--- Your objective ---
Show every line containing "structured" by copying it.

--- Stored records ---

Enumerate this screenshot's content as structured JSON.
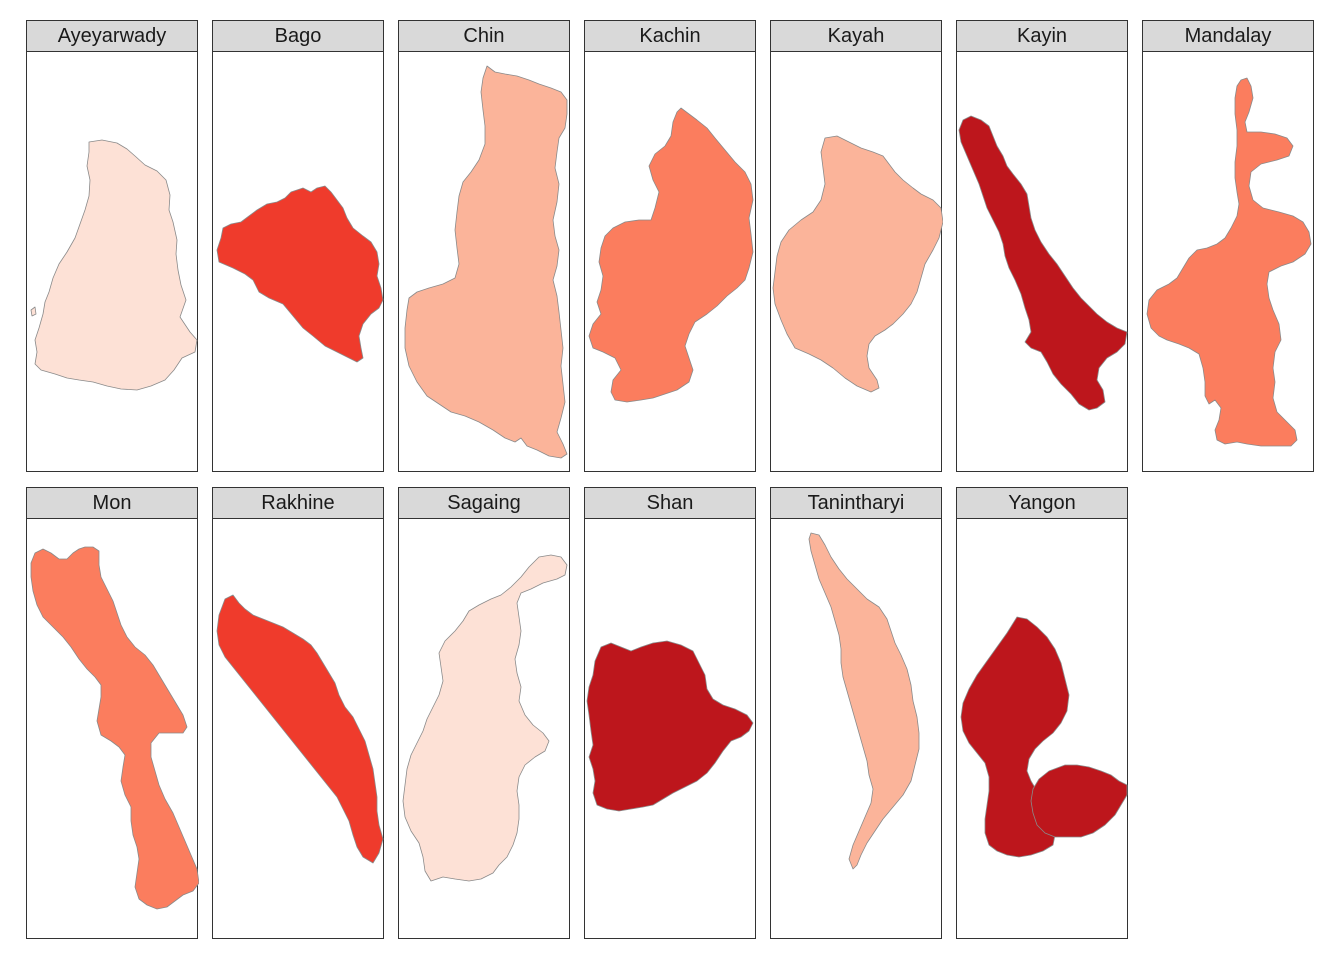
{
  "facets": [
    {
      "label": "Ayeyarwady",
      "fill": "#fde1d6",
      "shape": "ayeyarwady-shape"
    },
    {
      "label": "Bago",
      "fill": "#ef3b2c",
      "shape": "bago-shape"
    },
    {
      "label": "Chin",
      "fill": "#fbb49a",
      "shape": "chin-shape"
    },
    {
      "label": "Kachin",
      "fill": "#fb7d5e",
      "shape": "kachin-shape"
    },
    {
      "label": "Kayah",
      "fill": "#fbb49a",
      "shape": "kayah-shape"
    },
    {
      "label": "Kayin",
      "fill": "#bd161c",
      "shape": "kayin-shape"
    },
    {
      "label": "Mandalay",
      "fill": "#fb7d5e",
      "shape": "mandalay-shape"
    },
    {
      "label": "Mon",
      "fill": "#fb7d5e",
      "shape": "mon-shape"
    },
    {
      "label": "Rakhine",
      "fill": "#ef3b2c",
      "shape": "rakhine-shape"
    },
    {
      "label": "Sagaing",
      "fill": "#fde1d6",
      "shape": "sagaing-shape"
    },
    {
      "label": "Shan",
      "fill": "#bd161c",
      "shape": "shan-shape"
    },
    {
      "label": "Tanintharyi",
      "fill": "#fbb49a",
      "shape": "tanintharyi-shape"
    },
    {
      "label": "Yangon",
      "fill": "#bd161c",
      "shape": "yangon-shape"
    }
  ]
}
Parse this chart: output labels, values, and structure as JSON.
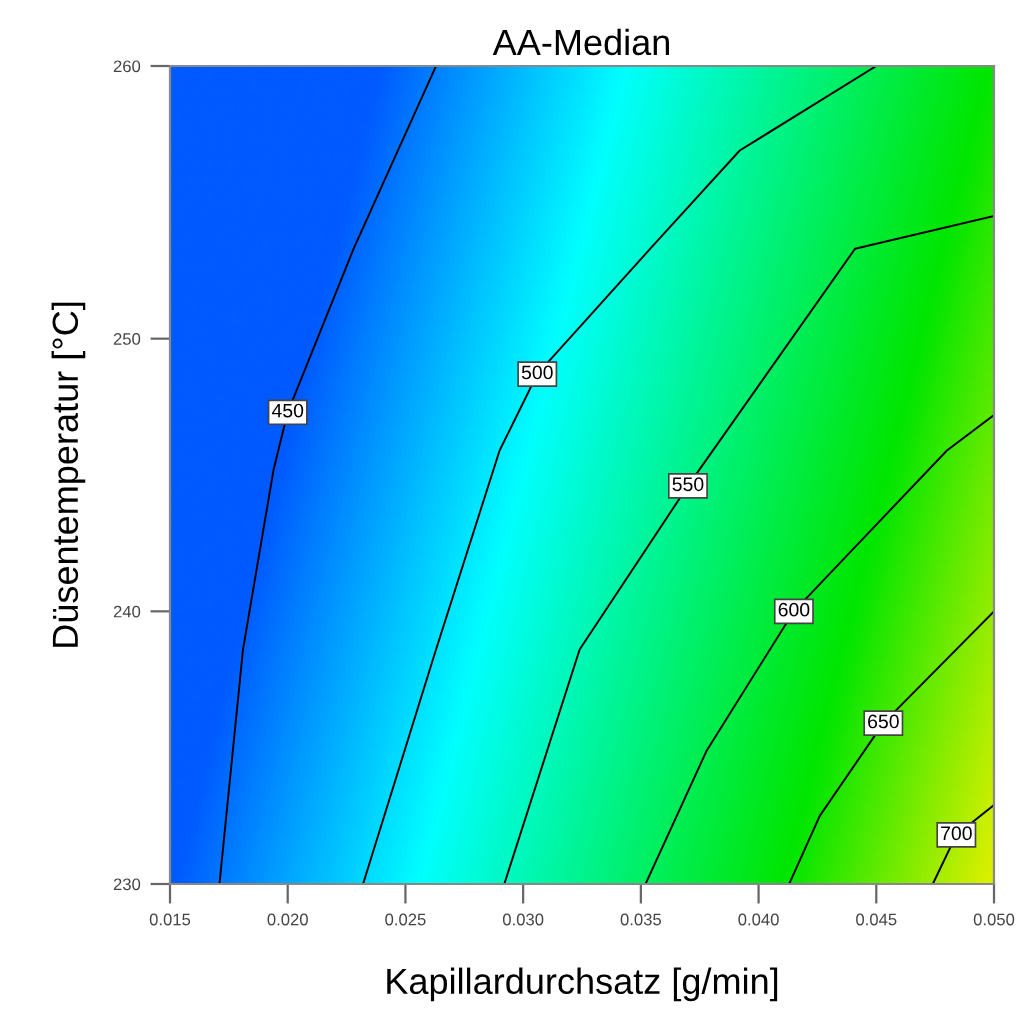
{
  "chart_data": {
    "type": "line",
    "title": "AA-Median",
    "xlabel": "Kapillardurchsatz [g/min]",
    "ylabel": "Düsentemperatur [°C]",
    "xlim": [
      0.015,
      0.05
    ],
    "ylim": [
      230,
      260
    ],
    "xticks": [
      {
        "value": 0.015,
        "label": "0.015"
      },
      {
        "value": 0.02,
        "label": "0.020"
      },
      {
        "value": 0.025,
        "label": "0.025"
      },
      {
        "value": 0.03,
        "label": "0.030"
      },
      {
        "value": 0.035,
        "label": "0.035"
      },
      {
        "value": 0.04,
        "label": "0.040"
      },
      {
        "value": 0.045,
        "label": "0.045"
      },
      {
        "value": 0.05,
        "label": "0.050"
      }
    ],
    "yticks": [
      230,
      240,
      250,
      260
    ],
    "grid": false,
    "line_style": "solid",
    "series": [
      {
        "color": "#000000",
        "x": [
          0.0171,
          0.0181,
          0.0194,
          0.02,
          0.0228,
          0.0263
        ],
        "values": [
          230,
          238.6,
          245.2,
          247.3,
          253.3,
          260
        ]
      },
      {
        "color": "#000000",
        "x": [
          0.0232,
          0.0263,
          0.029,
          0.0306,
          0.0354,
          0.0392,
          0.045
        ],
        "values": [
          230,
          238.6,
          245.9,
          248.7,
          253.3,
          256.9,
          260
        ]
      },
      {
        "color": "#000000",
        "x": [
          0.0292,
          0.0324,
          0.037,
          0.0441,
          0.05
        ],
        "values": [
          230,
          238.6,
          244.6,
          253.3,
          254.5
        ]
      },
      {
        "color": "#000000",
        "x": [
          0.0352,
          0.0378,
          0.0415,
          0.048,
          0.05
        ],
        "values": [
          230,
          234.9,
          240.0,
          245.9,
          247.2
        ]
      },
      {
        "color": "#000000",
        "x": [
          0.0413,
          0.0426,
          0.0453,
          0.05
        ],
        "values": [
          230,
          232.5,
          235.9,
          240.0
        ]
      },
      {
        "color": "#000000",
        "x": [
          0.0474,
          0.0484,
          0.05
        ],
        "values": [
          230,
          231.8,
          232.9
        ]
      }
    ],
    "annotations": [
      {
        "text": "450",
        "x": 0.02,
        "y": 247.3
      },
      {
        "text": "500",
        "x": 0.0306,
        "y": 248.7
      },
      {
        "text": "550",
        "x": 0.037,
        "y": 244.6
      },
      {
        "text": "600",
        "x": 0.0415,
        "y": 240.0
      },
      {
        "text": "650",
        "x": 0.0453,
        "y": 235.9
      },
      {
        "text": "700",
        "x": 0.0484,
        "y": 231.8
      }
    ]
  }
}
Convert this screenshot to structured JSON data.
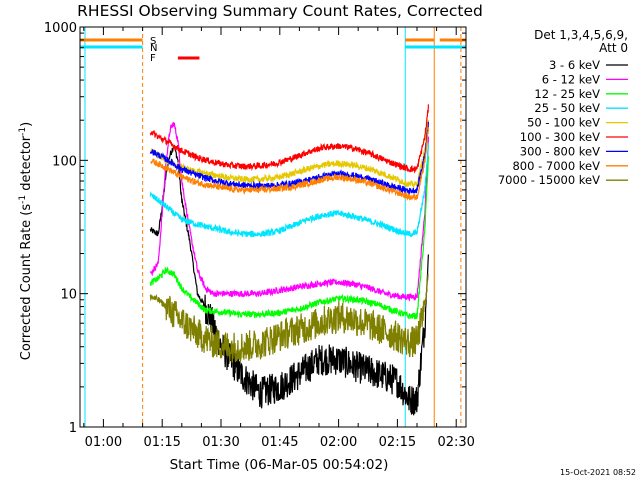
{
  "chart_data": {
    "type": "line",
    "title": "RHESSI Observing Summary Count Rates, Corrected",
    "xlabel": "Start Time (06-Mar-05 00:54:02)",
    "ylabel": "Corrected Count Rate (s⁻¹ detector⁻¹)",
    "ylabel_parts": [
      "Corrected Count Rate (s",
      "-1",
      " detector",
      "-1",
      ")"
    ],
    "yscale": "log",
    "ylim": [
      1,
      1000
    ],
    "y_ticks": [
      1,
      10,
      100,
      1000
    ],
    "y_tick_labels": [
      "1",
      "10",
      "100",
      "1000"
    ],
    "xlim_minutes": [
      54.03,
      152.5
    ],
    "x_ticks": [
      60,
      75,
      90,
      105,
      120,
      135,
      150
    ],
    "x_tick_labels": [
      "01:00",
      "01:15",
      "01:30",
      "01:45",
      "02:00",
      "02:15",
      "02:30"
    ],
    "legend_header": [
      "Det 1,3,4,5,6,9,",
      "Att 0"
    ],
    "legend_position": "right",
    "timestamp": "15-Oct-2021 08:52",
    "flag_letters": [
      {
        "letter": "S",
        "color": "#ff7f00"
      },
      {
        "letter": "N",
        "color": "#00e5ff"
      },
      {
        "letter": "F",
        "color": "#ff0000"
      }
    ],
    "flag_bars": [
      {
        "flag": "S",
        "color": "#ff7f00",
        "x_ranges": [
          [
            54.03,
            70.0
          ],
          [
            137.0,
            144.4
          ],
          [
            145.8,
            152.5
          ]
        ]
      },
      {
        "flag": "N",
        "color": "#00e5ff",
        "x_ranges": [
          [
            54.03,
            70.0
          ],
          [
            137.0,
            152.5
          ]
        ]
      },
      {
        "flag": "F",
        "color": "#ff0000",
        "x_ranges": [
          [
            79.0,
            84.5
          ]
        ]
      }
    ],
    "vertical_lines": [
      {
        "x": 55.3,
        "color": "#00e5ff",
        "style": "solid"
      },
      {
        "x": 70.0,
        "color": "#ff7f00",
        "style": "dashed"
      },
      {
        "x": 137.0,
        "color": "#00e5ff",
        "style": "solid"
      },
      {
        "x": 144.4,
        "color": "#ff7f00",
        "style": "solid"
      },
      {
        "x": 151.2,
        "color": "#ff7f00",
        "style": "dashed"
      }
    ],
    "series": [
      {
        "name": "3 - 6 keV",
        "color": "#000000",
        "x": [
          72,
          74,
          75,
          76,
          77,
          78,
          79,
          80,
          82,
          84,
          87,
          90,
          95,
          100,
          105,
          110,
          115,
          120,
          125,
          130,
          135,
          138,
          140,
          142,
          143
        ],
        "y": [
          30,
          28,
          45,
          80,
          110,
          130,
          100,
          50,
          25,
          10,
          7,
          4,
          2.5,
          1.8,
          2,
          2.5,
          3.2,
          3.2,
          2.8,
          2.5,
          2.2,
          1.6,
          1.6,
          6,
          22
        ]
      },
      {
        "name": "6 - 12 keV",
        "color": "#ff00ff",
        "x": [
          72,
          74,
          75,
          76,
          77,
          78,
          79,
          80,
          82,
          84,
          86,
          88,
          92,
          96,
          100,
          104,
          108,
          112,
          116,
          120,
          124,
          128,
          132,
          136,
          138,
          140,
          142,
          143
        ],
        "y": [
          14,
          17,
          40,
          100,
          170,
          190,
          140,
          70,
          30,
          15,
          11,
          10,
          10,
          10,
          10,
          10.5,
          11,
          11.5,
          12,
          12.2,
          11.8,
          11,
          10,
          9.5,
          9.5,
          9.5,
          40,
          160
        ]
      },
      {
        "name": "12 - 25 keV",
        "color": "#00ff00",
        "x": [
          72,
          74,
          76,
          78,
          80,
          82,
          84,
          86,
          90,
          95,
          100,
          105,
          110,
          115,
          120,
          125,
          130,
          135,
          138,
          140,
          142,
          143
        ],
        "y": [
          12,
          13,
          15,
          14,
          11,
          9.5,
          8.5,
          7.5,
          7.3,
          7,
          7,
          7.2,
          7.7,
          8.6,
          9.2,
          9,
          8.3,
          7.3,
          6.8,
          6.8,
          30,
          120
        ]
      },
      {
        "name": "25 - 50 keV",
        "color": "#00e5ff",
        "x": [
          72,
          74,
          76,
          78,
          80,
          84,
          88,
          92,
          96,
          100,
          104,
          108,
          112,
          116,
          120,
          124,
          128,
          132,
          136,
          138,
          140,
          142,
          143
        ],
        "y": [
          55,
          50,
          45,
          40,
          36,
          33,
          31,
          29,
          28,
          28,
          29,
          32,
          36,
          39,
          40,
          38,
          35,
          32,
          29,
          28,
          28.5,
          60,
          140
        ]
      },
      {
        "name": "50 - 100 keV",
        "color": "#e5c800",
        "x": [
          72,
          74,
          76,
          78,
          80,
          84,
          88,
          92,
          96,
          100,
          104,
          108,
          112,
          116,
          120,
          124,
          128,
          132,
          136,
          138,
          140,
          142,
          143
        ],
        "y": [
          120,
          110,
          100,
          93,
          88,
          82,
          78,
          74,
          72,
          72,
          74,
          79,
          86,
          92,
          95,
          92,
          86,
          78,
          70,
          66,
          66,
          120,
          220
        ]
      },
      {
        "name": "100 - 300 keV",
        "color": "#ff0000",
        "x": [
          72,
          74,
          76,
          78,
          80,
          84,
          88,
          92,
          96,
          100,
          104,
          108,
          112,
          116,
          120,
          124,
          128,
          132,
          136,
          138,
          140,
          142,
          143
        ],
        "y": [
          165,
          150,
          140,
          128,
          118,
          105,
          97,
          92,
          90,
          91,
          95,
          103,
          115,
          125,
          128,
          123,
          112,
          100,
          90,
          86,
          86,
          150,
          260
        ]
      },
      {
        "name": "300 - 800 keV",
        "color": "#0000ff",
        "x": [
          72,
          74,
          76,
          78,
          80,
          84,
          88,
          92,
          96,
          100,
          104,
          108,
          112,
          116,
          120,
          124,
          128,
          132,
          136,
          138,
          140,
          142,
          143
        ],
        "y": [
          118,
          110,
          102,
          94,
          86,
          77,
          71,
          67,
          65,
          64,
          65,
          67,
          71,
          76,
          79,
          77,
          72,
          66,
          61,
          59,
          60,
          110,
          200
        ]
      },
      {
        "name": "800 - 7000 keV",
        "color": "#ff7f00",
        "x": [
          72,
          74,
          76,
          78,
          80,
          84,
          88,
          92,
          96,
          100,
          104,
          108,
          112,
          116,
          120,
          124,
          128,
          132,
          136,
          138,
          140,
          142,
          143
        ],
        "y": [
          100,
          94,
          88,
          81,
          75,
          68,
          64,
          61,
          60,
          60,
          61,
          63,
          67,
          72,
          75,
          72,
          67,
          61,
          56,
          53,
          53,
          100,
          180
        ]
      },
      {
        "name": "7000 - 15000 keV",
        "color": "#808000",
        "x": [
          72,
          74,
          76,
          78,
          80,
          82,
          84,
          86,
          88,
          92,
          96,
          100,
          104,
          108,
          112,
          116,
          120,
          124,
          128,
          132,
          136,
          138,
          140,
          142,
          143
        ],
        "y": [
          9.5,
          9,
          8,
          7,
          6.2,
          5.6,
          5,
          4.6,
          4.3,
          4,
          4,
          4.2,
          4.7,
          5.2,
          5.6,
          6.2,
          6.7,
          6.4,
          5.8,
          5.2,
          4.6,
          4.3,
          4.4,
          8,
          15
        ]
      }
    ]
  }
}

--- Exercise output ---
Enumerate this screenshot's content as structured JSON.
Convert this screenshot to structured JSON data.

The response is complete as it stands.